**SUPPLIED RECORDS**

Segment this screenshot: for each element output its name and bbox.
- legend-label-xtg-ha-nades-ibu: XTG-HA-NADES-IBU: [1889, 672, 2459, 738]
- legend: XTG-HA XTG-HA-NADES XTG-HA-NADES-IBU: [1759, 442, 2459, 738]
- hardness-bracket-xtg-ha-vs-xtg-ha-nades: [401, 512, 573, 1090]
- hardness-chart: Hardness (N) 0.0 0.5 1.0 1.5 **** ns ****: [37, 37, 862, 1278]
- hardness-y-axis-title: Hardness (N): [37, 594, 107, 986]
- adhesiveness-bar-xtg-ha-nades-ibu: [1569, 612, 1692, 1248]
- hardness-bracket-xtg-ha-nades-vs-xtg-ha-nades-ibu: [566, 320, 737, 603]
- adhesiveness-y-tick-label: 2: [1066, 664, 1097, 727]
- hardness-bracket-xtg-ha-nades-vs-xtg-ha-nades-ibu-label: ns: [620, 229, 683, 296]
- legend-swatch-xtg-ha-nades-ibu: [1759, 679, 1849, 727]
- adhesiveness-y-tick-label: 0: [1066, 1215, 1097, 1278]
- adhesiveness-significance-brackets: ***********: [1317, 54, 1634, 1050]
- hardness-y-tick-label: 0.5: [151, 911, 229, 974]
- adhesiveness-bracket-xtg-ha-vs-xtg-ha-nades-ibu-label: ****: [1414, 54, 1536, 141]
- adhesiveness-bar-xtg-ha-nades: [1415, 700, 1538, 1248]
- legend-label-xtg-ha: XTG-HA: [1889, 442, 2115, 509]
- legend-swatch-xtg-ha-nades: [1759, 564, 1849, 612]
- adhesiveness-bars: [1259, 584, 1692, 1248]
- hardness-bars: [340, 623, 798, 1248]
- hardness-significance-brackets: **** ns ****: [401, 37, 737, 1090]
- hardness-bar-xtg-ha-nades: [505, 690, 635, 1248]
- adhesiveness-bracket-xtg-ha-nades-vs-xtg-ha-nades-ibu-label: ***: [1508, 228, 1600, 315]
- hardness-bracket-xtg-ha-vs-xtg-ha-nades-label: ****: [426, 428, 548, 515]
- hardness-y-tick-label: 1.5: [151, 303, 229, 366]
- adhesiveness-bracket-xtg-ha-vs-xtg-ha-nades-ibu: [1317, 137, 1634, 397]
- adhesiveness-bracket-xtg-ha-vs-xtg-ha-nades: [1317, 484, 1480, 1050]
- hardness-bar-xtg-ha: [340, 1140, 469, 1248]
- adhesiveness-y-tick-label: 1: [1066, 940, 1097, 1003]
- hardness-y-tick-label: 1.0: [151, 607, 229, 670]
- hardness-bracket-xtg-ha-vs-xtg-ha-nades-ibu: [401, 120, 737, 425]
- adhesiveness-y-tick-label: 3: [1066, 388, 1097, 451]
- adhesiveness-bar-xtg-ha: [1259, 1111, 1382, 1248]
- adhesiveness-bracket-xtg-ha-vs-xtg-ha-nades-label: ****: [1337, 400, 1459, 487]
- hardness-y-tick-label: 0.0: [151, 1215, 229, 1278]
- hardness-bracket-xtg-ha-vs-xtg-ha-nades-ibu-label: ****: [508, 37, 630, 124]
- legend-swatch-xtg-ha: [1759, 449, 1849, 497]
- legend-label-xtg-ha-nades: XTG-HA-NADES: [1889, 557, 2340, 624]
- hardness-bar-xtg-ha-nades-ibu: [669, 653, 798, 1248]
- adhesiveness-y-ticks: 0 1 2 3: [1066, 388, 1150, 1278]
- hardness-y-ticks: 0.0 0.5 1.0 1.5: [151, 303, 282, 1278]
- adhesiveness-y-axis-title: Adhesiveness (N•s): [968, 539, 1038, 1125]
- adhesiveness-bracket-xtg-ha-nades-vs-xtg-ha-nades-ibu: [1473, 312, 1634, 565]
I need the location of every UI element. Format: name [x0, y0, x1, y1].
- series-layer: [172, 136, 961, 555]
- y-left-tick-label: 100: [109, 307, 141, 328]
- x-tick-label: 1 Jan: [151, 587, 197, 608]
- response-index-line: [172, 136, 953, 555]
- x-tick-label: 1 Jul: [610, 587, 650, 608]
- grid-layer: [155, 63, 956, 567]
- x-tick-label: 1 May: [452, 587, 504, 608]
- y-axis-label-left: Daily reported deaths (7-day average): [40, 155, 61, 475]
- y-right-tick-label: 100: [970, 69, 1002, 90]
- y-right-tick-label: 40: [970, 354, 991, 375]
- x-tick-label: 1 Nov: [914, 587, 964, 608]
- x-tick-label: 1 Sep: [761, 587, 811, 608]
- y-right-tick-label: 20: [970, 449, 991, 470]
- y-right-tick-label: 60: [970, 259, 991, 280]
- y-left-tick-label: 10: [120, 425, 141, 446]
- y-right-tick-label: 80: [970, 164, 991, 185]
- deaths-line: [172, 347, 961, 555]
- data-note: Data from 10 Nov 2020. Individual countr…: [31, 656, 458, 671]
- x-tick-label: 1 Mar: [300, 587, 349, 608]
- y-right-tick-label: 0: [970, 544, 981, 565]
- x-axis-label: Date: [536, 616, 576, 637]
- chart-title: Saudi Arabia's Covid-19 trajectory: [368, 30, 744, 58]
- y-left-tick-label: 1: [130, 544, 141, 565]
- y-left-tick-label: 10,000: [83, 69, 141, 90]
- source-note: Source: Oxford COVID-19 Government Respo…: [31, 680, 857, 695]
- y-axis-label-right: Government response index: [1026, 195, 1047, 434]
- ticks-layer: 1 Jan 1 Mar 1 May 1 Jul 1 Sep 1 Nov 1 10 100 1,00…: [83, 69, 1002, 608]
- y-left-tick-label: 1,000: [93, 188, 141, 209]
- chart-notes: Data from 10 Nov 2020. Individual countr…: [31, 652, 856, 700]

**WHAT NEEDS TO BE DONE**
Copy out every one of the entries above word for word, leaving nothing out.

**CORRECT ANSWER**
Segment this screenshot: for each element output its name and bbox.
- legend-label-xtg-ha-nades-ibu: XTG-HA-NADES-IBU: [1889, 672, 2459, 738]
- legend: XTG-HA XTG-HA-NADES XTG-HA-NADES-IBU: [1759, 442, 2459, 738]
- hardness-bracket-xtg-ha-vs-xtg-ha-nades: [401, 512, 573, 1090]
- hardness-chart: Hardness (N) 0.0 0.5 1.0 1.5 **** ns ****: [37, 37, 862, 1278]
- hardness-y-axis-title: Hardness (N): [37, 594, 107, 986]
- adhesiveness-bar-xtg-ha-nades-ibu: [1569, 612, 1692, 1248]
- hardness-bracket-xtg-ha-nades-vs-xtg-ha-nades-ibu: [566, 320, 737, 603]
- adhesiveness-y-tick-label: 2: [1066, 664, 1097, 727]
- hardness-bracket-xtg-ha-nades-vs-xtg-ha-nades-ibu-label: ns: [620, 229, 683, 296]
- legend-swatch-xtg-ha-nades-ibu: [1759, 679, 1849, 727]
- adhesiveness-y-tick-label: 0: [1066, 1215, 1097, 1278]
- adhesiveness-significance-brackets: ***********: [1317, 54, 1634, 1050]
- hardness-y-tick-label: 0.5: [151, 911, 229, 974]
- adhesiveness-bracket-xtg-ha-vs-xtg-ha-nades-ibu-label: ****: [1414, 54, 1536, 141]
- adhesiveness-bar-xtg-ha-nades: [1415, 700, 1538, 1248]
- legend-label-xtg-ha: XTG-HA: [1889, 442, 2115, 509]
- legend-swatch-xtg-ha-nades: [1759, 564, 1849, 612]
- adhesiveness-bars: [1259, 584, 1692, 1248]
- hardness-bars: [340, 623, 798, 1248]
- hardness-significance-brackets: **** ns ****: [401, 37, 737, 1090]
- hardness-bar-xtg-ha-nades: [505, 690, 635, 1248]
- adhesiveness-bracket-xtg-ha-nades-vs-xtg-ha-nades-ibu-label: ***: [1508, 228, 1600, 315]
- hardness-bracket-xtg-ha-vs-xtg-ha-nades-label: ****: [426, 428, 548, 515]
- hardness-y-tick-label: 1.5: [151, 303, 229, 366]
- adhesiveness-bracket-xtg-ha-vs-xtg-ha-nades-ibu: [1317, 137, 1634, 397]
- adhesiveness-bracket-xtg-ha-vs-xtg-ha-nades: [1317, 484, 1480, 1050]
- hardness-bar-xtg-ha: [340, 1140, 469, 1248]
- adhesiveness-y-tick-label: 1: [1066, 940, 1097, 1003]
- hardness-y-tick-label: 1.0: [151, 607, 229, 670]
- hardness-bracket-xtg-ha-vs-xtg-ha-nades-ibu: [401, 120, 737, 425]
- adhesiveness-y-tick-label: 3: [1066, 388, 1097, 451]
- adhesiveness-bar-xtg-ha: [1259, 1111, 1382, 1248]
- adhesiveness-bracket-xtg-ha-vs-xtg-ha-nades-label: ****: [1337, 400, 1459, 487]
- hardness-y-tick-label: 0.0: [151, 1215, 229, 1278]
- hardness-bracket-xtg-ha-vs-xtg-ha-nades-ibu-label: ****: [508, 37, 630, 124]
- legend-swatch-xtg-ha: [1759, 449, 1849, 497]
- legend-label-xtg-ha-nades: XTG-HA-NADES: [1889, 557, 2340, 624]
- hardness-bar-xtg-ha-nades-ibu: [669, 653, 798, 1248]
- adhesiveness-y-ticks: 0 1 2 3: [1066, 388, 1150, 1278]
- hardness-y-ticks: 0.0 0.5 1.0 1.5: [151, 303, 282, 1278]
- adhesiveness-y-axis-title: Adhesiveness (N•s): [968, 539, 1038, 1125]
- adhesiveness-bracket-xtg-ha-nades-vs-xtg-ha-nades-ibu: [1473, 312, 1634, 565]
I need the location of every UI element. Format: name [x0, y0, x1, y1].
- series-layer: [172, 136, 961, 555]
- y-left-tick-label: 100: [109, 307, 141, 328]
- x-tick-label: 1 Jan: [151, 587, 197, 608]
- response-index-line: [172, 136, 953, 555]
- x-tick-label: 1 Jul: [610, 587, 650, 608]
- grid-layer: [155, 63, 956, 567]
- x-tick-label: 1 May: [452, 587, 504, 608]
- y-axis-label-left: Daily reported deaths (7-day average): [40, 155, 61, 475]
- y-right-tick-label: 100: [970, 69, 1002, 90]
- y-right-tick-label: 40: [970, 354, 991, 375]
- x-tick-label: 1 Nov: [914, 587, 964, 608]
- x-tick-label: 1 Sep: [761, 587, 811, 608]
- y-right-tick-label: 20: [970, 449, 991, 470]
- y-right-tick-label: 60: [970, 259, 991, 280]
- y-left-tick-label: 10: [120, 425, 141, 446]
- y-right-tick-label: 80: [970, 164, 991, 185]
- deaths-line: [172, 347, 961, 555]
- data-note: Data from 10 Nov 2020. Individual countr…: [31, 656, 458, 671]
- x-tick-label: 1 Mar: [300, 587, 349, 608]
- y-right-tick-label: 0: [970, 544, 981, 565]
- x-axis-label: Date: [536, 616, 576, 637]
- chart-title: Saudi Arabia's Covid-19 trajectory: [368, 30, 744, 58]
- y-left-tick-label: 1: [130, 544, 141, 565]
- y-left-tick-label: 10,000: [83, 69, 141, 90]
- source-note: Source: Oxford COVID-19 Government Respo…: [31, 680, 857, 695]
- y-axis-label-right: Government response index: [1026, 195, 1047, 434]
- ticks-layer: 1 Jan 1 Mar 1 May 1 Jul 1 Sep 1 Nov 1 10 100 1,00…: [83, 69, 1002, 608]
- y-left-tick-label: 1,000: [93, 188, 141, 209]
- chart-notes: Data from 10 Nov 2020. Individual countr…: [31, 652, 856, 700]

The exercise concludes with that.